**Work request 1:** The review of the app's export and publish features names the social networks where a published link can also be shared. List all of them.
**Work request 2:**
For each statement, say whether it agrees with the review of the app's export and publish features. Answer yes or no and quote the deciding words.
(a) The .pdf export broke the indenting of the two paragraphs.
(b) Published links stay active for at least a year since they were last viewed.
(c) A link can be deleted after it has been created.
**Work request 3:** Go on with the review of the app's export and publish features from its last sentence.

**Text block:**
───
I tried exporting my test document down from the cloud in .txt, .pdf, and .docx format, since those are all things I could open locally on my system in other programs. All three of them came down in the correct format, though I did observe that the .docx file screwed up the indenting I tried on the two paragraphs in the file.
I would not see myself using this feature on a regular basis. At most it might be useful to me if I needed to get at one of my files on a machine that wasn’t my primary one. But again, that’s what I have Dropbox for.
There’s a Publish menu command that has two options you can take. The one for “Write!” appears to work only if you’re working with a document on their cloud, and from what I see in the dialog that comes up, it generates a shortlink for you, and gives you the option to also share that link on Facebook, Twitter, Google+, or LinkedIn. You can also email the link, and you can add a comment to it.
The dialog also says that links remain active for at least a year since last viewed, or as long as your account is active. And there’s a link to click on for “Manage Links”, but that just takes you up to the app’s webpage and your account settings there.
This essentially seems like it’s the equivalent of putting a file up on Dropbox and giving people the link to it, so okay yeah that’s fine. My only beef with this functionality is that you can’t delete a link once you’ve created it. This strikes me as suboptimal.
───
**Data to examine:**
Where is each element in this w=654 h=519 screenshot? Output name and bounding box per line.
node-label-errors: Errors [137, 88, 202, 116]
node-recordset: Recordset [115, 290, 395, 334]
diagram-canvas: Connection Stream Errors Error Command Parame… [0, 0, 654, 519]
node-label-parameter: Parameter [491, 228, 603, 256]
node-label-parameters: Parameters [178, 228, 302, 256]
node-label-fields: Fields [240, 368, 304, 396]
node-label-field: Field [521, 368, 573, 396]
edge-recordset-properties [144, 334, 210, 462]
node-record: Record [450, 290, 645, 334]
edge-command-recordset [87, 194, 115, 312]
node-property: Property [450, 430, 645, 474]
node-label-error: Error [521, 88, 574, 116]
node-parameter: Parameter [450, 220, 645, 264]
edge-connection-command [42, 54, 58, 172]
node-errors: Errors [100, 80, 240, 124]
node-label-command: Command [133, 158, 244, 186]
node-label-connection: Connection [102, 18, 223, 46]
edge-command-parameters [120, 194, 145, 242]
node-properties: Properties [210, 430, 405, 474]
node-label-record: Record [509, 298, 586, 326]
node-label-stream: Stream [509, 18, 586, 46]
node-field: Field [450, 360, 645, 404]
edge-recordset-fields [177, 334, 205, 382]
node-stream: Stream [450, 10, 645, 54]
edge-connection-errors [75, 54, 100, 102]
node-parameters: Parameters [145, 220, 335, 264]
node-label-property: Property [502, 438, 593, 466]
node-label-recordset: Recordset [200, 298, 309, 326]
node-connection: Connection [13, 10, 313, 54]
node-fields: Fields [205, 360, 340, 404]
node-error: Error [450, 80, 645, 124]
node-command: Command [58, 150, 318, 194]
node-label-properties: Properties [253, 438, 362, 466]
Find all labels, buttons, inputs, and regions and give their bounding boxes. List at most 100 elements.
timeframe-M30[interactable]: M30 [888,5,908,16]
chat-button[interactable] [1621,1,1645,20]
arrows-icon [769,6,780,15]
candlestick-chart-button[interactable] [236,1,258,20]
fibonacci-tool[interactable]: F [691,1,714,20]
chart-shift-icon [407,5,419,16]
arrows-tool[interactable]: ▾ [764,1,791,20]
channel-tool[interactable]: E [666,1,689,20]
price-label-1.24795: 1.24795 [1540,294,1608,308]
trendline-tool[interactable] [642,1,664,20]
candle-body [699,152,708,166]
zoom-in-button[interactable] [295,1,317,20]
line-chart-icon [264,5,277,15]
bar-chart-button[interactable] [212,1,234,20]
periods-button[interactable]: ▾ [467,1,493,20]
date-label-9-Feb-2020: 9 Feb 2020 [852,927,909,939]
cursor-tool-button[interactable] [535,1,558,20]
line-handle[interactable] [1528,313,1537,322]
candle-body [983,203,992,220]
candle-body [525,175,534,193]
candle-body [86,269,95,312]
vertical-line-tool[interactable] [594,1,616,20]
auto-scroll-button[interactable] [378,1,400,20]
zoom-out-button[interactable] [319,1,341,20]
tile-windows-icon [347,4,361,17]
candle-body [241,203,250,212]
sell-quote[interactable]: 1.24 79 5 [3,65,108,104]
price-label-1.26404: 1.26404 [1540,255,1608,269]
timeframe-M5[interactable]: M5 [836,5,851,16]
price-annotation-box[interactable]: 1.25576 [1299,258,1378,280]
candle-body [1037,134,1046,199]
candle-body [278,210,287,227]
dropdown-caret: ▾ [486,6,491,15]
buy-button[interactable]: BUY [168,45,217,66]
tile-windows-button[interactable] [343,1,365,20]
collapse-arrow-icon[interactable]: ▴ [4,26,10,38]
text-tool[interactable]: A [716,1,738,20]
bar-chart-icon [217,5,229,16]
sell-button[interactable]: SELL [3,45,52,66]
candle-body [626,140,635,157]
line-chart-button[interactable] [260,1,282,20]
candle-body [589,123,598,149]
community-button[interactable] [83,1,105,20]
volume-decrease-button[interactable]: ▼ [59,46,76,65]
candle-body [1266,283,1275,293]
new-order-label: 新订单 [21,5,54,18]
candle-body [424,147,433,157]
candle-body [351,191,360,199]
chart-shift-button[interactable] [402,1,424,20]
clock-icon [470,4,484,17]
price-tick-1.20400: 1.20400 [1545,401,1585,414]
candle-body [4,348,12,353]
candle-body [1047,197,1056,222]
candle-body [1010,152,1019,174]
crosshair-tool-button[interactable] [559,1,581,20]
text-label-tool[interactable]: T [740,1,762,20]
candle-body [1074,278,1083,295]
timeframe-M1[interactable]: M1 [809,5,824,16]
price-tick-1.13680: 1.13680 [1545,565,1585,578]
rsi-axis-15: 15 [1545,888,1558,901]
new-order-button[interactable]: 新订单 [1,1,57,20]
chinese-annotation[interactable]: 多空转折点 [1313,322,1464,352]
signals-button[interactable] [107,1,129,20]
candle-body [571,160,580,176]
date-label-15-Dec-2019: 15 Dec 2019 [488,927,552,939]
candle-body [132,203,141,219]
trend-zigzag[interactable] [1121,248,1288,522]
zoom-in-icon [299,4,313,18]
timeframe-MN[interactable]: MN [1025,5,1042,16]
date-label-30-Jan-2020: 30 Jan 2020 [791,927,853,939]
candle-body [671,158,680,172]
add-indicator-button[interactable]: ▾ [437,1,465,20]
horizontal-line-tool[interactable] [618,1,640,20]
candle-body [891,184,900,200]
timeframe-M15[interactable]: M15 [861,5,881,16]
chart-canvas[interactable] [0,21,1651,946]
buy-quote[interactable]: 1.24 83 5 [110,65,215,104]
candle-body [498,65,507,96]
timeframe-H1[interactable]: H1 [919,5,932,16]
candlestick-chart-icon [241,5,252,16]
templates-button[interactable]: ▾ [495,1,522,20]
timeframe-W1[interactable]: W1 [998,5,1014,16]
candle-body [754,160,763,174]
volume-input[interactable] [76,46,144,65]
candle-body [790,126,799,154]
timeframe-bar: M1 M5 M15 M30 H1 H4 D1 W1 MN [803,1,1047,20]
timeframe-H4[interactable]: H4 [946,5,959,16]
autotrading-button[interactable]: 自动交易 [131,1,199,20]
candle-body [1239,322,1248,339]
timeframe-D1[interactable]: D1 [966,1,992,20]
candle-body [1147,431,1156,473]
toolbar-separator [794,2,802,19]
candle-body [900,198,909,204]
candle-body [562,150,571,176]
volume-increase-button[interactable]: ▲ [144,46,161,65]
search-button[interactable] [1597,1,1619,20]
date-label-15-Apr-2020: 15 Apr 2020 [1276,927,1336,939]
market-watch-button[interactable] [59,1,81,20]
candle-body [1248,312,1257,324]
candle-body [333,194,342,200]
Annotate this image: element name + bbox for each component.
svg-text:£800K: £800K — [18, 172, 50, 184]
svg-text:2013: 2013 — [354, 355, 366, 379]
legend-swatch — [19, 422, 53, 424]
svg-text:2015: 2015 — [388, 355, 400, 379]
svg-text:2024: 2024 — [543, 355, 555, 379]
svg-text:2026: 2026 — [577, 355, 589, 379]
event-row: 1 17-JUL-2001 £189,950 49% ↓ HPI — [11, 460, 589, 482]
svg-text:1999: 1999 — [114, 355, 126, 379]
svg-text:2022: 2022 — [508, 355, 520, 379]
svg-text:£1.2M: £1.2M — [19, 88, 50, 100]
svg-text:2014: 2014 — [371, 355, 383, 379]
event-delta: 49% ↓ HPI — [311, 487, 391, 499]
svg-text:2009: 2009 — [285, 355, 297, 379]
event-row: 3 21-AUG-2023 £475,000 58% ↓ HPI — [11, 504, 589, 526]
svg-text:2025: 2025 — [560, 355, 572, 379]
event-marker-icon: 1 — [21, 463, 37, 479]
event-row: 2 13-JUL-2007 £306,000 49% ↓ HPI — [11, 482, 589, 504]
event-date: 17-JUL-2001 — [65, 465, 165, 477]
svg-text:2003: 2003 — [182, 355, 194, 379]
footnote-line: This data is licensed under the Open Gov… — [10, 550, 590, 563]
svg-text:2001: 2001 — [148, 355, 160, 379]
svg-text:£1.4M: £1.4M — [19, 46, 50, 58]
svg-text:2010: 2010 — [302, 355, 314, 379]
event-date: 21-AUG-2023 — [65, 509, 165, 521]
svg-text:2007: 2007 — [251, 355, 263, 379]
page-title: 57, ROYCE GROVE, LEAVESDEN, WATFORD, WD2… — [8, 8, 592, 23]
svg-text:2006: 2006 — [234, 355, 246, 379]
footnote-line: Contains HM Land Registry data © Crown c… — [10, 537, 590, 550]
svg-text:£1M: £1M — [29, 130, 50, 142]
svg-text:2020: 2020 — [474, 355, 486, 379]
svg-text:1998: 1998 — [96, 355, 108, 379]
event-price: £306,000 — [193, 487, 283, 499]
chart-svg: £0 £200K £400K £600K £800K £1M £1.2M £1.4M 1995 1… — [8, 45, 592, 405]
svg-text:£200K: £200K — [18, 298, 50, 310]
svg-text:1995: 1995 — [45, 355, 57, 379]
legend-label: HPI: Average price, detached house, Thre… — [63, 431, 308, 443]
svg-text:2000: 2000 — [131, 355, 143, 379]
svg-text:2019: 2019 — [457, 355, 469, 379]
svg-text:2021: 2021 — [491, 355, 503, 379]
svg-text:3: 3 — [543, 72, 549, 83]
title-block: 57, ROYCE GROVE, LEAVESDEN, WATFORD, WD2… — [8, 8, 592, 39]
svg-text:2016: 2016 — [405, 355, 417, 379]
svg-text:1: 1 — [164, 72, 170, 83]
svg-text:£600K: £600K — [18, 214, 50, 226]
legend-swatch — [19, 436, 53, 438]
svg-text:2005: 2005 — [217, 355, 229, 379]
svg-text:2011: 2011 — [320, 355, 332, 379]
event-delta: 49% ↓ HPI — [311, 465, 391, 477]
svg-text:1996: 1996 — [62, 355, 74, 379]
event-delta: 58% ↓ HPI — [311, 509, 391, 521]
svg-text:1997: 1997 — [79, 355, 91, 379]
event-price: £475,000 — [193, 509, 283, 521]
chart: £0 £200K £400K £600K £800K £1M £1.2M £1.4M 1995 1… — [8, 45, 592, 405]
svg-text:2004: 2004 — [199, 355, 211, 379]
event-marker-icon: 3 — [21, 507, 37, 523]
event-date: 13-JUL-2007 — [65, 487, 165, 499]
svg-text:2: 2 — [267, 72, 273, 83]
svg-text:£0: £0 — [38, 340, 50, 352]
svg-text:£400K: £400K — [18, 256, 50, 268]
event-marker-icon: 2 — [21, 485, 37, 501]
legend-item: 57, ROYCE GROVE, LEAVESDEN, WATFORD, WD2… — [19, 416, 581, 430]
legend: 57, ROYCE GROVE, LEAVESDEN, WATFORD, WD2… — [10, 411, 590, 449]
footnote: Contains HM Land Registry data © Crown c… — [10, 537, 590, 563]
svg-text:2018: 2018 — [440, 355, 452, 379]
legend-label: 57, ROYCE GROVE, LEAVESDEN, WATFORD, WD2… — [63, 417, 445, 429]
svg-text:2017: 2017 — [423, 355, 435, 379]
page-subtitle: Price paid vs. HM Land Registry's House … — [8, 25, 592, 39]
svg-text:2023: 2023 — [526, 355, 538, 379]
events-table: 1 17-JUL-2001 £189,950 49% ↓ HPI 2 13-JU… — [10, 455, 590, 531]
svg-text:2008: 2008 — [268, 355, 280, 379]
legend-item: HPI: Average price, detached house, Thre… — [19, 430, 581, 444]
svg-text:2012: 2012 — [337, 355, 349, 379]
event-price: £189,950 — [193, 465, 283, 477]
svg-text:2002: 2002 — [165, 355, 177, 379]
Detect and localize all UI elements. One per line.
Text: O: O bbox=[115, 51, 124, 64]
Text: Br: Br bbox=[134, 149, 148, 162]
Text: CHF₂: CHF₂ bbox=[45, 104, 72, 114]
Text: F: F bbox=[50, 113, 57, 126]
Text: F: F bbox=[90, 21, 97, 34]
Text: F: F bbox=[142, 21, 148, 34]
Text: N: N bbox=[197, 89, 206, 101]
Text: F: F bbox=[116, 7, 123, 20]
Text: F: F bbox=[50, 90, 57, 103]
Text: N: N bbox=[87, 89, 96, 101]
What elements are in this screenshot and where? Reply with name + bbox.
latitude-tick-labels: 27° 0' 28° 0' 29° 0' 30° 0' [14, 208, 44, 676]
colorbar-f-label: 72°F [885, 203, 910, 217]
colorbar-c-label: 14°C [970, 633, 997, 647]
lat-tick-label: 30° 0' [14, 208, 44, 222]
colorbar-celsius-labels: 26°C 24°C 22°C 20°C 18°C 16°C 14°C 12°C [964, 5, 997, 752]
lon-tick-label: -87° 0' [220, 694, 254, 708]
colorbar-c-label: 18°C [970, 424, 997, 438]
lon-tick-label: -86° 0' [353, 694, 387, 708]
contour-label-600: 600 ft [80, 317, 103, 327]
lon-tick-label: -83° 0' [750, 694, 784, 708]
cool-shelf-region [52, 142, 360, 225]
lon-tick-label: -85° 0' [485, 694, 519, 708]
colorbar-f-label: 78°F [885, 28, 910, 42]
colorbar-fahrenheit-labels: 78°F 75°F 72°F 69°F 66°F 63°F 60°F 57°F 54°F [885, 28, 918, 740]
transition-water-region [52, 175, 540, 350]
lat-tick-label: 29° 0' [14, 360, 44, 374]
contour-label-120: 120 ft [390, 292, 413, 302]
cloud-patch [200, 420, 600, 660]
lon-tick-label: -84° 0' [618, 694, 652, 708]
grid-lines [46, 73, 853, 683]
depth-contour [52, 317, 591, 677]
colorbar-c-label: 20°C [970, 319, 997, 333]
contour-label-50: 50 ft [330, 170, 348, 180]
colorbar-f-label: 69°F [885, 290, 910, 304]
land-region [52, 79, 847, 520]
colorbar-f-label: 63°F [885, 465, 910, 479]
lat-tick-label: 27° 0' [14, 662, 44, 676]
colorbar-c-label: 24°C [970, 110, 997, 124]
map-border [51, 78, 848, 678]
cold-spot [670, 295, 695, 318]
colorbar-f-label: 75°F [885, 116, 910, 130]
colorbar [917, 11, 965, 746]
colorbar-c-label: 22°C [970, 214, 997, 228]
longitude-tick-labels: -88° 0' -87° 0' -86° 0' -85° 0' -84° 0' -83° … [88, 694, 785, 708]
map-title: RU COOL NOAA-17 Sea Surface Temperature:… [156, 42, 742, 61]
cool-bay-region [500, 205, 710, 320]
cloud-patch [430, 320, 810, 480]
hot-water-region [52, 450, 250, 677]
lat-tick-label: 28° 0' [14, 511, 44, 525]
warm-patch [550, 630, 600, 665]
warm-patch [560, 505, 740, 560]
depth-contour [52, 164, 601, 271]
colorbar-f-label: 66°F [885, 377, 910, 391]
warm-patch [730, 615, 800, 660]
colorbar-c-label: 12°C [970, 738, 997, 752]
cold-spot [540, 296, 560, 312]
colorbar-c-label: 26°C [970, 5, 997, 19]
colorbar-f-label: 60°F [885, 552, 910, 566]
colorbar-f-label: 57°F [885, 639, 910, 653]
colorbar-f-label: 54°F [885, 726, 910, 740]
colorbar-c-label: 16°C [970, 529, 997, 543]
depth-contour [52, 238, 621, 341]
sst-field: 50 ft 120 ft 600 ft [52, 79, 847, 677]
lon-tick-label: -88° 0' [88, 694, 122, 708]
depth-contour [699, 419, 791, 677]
───
**Task answer 1:** Facebook, Twitter, Google+, LinkedIn

**Task answer 2:**
(a) No: "the .docx file screwed up the indenting I tried on the two paragraphs in the file"
(b) Yes: "links remain active for at least a year since last viewed"
(c) No: "you can’t delete a link once you’ve created it"

**Task answer 3:**
The other option on the Publish menu is, of all things, an option for publishing to Medium. Which, I suppose, means that if you’re a Medium user, this program can act as a client for you to write your posts to put up there. But as I am not a Medium user, this option would be less than useful to me. And it is intriguing to me that Medium is the only publishing platform that has an option here–there’s no WordPress, no Blogger.
Move to Cloud/Move from Cloud
There’s a “Move to cloud” under the file menu, so when I use that, I see that my test file does indeed jump up to the cloud. I see the file appear in the “Cloud” panel on the left of the screen. And up on their webpage, if I go into my account settings and tell it to export my file in .txt format, I do get a .txt download from there. I also note with interest that my local copy of the file doesn’t actually go anywhere, so that’s good. I would not, repeat, not want any file I’d be storing on their cloud to only be stored on their cloud.
And since one of this program’s selling points is that your changes are in fact auto-synced up to the cloud, I can confirm that a few small changes I made to what I was typing did get up there without me having to save anything. I am not convinced that this is a selling point for me, though. MacOS already autosaves in native OS apps at this point and has for a few years now. (And, just because I’m a computer professional for whom ctrl-S and command-S are ingrained in muscle memory, the idea of the program autosaving for me is only somewhat helpful to begin with.)
When I move my test document to the cloud, the menu option I’d used becomes “Move from cloud”. When I try that option, it wants me to save the file locally again. And it does let me overwrite the local version I’d saved before.
So in general, after playing with this functionality, my initial suspicion is confirmed: if I were to use this thing on a regular basis, I’d be bypassing its cloud functionality entirely and just working with stuff locally on my system.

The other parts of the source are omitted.